■ Raw data:
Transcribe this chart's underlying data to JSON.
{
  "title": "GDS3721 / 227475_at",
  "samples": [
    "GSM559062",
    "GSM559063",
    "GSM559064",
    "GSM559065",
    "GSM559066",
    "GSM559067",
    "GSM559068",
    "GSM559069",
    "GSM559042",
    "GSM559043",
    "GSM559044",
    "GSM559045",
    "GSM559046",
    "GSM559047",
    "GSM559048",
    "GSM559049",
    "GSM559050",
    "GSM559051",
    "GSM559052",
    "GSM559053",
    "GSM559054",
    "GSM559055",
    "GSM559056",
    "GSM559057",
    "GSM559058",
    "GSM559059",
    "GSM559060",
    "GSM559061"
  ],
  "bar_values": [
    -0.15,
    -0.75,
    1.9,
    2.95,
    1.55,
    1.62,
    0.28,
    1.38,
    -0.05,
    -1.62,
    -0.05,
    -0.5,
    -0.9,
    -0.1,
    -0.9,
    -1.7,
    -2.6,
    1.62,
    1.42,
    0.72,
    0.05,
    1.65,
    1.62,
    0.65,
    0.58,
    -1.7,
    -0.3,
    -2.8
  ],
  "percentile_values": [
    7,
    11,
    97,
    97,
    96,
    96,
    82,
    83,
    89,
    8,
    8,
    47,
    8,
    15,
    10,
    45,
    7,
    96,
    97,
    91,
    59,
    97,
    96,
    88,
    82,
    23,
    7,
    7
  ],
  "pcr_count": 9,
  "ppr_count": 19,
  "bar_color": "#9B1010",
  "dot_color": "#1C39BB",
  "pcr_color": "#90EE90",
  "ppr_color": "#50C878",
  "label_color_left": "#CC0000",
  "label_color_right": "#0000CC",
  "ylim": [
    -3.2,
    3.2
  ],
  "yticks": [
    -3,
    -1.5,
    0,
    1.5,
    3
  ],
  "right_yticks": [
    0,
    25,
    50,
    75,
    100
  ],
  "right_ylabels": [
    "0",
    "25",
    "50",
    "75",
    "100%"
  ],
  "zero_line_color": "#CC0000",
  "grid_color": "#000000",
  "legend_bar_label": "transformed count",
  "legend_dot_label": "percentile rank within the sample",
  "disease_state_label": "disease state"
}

■ Challenge:
Copy down the whole of the data above, matching it exactly.

■ Answer for the task:
Transcribe this chart's underlying data to JSON.
{
  "title": "GDS3721 / 227475_at",
  "samples": [
    "GSM559062",
    "GSM559063",
    "GSM559064",
    "GSM559065",
    "GSM559066",
    "GSM559067",
    "GSM559068",
    "GSM559069",
    "GSM559042",
    "GSM559043",
    "GSM559044",
    "GSM559045",
    "GSM559046",
    "GSM559047",
    "GSM559048",
    "GSM559049",
    "GSM559050",
    "GSM559051",
    "GSM559052",
    "GSM559053",
    "GSM559054",
    "GSM559055",
    "GSM559056",
    "GSM559057",
    "GSM559058",
    "GSM559059",
    "GSM559060",
    "GSM559061"
  ],
  "bar_values": [
    -0.15,
    -0.75,
    1.9,
    2.95,
    1.55,
    1.62,
    0.28,
    1.38,
    -0.05,
    -1.62,
    -0.05,
    -0.5,
    -0.9,
    -0.1,
    -0.9,
    -1.7,
    -2.6,
    1.62,
    1.42,
    0.72,
    0.05,
    1.65,
    1.62,
    0.65,
    0.58,
    -1.7,
    -0.3,
    -2.8
  ],
  "percentile_values": [
    7,
    11,
    97,
    97,
    96,
    96,
    82,
    83,
    89,
    8,
    8,
    47,
    8,
    15,
    10,
    45,
    7,
    96,
    97,
    91,
    59,
    97,
    96,
    88,
    82,
    23,
    7,
    7
  ],
  "pcr_count": 9,
  "ppr_count": 19,
  "bar_color": "#9B1010",
  "dot_color": "#1C39BB",
  "pcr_color": "#90EE90",
  "ppr_color": "#50C878",
  "label_color_left": "#CC0000",
  "label_color_right": "#0000CC",
  "ylim": [
    -3.2,
    3.2
  ],
  "yticks": [
    -3,
    -1.5,
    0,
    1.5,
    3
  ],
  "right_yticks": [
    0,
    25,
    50,
    75,
    100
  ],
  "right_ylabels": [
    "0",
    "25",
    "50",
    "75",
    "100%"
  ],
  "zero_line_color": "#CC0000",
  "grid_color": "#000000",
  "legend_bar_label": "transformed count",
  "legend_dot_label": "percentile rank within the sample",
  "disease_state_label": "disease state"
}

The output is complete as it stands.